= Aim of the exercise =
Find all the lines with "title" and gather them.

-- start Record list --

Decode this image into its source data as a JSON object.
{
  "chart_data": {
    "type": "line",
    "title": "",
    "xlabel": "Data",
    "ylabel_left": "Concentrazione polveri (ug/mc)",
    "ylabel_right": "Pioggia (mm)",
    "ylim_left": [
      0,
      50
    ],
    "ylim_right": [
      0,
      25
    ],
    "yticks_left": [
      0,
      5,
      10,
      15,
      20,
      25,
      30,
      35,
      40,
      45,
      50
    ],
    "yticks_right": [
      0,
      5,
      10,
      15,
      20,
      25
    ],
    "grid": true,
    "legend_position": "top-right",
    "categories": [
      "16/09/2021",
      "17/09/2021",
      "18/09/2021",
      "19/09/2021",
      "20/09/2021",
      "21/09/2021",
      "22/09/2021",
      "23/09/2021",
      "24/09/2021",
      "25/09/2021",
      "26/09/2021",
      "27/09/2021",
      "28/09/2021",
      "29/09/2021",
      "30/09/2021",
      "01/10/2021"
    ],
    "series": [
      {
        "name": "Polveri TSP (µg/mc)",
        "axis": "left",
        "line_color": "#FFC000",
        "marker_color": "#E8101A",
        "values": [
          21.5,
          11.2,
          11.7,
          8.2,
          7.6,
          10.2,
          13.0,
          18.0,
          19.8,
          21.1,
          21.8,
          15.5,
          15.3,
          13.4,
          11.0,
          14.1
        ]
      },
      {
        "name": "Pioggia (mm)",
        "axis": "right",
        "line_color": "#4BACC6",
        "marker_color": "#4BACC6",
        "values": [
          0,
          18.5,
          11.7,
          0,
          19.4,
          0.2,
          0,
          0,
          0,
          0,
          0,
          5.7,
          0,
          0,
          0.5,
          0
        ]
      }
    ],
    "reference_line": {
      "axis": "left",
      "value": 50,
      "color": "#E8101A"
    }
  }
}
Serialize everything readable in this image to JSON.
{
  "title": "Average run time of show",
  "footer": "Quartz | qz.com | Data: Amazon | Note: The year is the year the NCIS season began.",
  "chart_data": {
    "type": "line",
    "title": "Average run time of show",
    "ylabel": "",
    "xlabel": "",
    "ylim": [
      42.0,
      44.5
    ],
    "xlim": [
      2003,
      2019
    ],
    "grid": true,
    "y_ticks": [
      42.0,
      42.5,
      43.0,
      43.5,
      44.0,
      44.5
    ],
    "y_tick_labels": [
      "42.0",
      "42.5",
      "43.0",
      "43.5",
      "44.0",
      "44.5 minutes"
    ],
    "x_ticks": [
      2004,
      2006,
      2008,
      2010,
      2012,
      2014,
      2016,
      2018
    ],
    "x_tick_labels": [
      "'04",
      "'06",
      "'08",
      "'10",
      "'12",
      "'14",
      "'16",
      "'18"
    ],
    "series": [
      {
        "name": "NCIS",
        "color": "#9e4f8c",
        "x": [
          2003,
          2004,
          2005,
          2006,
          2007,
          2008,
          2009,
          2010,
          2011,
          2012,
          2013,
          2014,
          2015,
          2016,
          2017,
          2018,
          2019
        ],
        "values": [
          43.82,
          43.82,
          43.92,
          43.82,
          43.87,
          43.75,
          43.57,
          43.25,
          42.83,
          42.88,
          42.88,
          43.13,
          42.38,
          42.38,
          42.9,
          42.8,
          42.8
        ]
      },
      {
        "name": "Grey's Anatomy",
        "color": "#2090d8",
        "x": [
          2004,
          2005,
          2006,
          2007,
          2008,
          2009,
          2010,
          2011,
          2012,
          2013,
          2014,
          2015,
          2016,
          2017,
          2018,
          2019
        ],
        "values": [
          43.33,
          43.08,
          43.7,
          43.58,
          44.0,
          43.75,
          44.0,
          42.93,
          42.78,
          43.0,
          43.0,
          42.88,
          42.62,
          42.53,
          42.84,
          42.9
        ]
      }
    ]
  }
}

-- end Record list --

= Written response =
    "title": "",
  "title": "Average run time of show",
    "title": "Average run time of show",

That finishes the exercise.